| WRITTEN REQUEST 1 |
Reproduce the passage below on the Cricket Association of Uttarakhand from "After Uttarakhand came" to "comparison to CAU.".
| WRITTEN REQUEST 2 |
In two sentences, summarize the passage below on the Cricket Association of Uttarakhand.

| SUPPLIED PASSAGE |
☆ ☆ ☆ ☆ ☆
The Cricket Association of Uttarakhand (CAU) is the governing body of the cricket activities in the Indian state of Uttarakhand and the Uttarakhand cricket team. It is affiliated with the Board of Control for Cricket in India.

Hira Singh Bisht was the founding president of the Cricket Association of Uttarakhand.

History

After Uttarakhand came into existence in year 2000, even by 2008 the state did not have a cricket team due to multiple cricket associations from the state applied for BCCI affiliation. In 2015, 3 of the 5 associations united under Uttarakhand Cricket Association to try to get BCCI affiliation. In 2017, United Cricket Association left the union and merged with Cricket Association of Uttarakhand (CAU). In 2018, when the cricket team started playing, BCCI had to constitute a Uttarakhand Cricket Consensus Committee to run the affairs of cricket in the state. In 2019, BCCI granted Cricket Association of Uttarakhand (CAU) its  full membership. Uttarakhand Cricket Association failed to make through adequate criteria of BCCI, while Uttaranchal Cricket Association was rejected due to its lower revenue in comparison to CAU.

In June 2020, Wasim Jaffer was announced as the head coach of Uttarakhand cricket team for 2020-21 season.
☆ ☆ ☆ ☆ ☆
(Stored items)
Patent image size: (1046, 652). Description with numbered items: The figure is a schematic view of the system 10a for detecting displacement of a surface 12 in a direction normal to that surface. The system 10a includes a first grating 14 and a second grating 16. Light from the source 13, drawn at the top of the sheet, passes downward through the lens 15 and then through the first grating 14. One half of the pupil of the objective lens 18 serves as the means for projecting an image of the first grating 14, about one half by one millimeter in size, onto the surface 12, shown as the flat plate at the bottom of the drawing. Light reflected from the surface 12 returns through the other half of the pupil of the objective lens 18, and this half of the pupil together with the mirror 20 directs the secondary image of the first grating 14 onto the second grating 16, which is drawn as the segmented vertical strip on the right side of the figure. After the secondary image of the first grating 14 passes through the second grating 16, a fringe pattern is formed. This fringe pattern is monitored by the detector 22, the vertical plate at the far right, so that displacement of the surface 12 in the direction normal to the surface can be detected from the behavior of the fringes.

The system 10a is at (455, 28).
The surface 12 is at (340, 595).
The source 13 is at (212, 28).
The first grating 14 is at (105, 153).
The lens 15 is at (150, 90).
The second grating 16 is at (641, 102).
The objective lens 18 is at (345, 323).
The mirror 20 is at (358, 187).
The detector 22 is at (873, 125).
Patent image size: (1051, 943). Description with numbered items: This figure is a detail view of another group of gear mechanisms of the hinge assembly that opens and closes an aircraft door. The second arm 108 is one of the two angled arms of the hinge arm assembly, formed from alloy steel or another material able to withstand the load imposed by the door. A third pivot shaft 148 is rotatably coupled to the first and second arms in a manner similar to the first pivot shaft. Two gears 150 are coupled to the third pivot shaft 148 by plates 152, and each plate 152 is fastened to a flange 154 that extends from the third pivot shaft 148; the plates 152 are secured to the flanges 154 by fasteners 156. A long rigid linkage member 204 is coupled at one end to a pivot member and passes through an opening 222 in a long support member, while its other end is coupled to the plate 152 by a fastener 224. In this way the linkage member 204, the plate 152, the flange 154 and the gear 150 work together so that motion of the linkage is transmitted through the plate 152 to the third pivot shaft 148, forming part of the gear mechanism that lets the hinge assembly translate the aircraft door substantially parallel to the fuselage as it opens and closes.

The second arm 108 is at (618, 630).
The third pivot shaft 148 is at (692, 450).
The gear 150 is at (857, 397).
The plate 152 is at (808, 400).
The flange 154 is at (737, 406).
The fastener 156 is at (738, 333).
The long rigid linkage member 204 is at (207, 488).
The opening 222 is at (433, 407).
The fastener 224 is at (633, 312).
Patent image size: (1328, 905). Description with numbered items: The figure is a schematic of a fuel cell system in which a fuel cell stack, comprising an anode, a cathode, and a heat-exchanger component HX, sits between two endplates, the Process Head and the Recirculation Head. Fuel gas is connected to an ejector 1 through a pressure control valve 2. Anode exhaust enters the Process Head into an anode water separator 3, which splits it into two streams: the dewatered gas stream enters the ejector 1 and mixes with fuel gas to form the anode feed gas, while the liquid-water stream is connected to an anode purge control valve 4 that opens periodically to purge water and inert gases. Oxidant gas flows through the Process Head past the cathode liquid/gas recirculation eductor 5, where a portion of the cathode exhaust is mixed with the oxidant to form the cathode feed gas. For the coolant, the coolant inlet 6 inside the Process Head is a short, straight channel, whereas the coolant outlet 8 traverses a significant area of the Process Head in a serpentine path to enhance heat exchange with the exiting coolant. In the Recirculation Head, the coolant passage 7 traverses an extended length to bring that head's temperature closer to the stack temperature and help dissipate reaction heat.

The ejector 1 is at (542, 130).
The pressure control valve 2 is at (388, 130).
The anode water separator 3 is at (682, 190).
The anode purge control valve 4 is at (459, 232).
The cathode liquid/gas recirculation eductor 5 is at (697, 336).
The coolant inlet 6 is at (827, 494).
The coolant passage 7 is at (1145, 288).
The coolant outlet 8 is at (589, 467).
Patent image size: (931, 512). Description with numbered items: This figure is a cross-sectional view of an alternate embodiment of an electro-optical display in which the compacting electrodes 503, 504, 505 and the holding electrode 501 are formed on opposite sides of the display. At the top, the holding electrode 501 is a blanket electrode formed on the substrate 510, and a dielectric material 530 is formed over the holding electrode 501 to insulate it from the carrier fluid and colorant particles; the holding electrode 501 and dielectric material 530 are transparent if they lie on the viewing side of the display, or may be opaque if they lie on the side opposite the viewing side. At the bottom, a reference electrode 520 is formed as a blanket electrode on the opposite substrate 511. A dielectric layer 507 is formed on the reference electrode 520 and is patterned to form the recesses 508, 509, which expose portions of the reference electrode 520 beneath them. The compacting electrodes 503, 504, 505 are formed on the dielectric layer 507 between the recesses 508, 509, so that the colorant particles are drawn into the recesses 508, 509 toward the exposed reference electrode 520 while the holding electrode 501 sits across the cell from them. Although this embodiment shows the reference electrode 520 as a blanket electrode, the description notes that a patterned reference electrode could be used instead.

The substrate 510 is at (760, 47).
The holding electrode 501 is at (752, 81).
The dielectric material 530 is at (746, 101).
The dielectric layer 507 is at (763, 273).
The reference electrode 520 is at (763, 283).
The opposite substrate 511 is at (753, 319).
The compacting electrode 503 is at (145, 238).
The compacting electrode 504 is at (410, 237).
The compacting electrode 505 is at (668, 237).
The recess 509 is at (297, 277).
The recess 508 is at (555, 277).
☆ ☆ ☆ ☆ ☆
| FULL RESPONSE 1 |
After Uttarakhand came into existence in year 2000, even by 2008 the state did not have a cricket team due to multiple cricket associations from the state applied for BCCI affiliation. In 2015, 3 of the 5 associations united under Uttarakhand Cricket Association to try to get BCCI affiliation. In 2017, United Cricket Association left the union and merged with Cricket Association of Uttarakhand (CAU). In 2018, when the cricket team started playing, BCCI had to constitute a Uttarakhand Cricket Consensus Committee to run the affairs of cricket in the state. In 2019, BCCI granted Cricket Association of Uttarakhand (CAU) its  full membership. Uttarakhand Cricket Association failed to make through adequate criteria of BCCI, while Uttaranchal Cricket Association was rejected due to its lower revenue in comparison to CAU.

| FULL RESPONSE 2 |
The Cricket Association of Uttarakhand governs cricket in the Indian state of Uttarakhand and the Uttarakhand cricket team, and it is affiliated with the Board of Control for Cricket in India. Several associations from the state had applied for affiliation, and in 2019 the BCCI granted the Cricket Association of Uttarakhand full membership.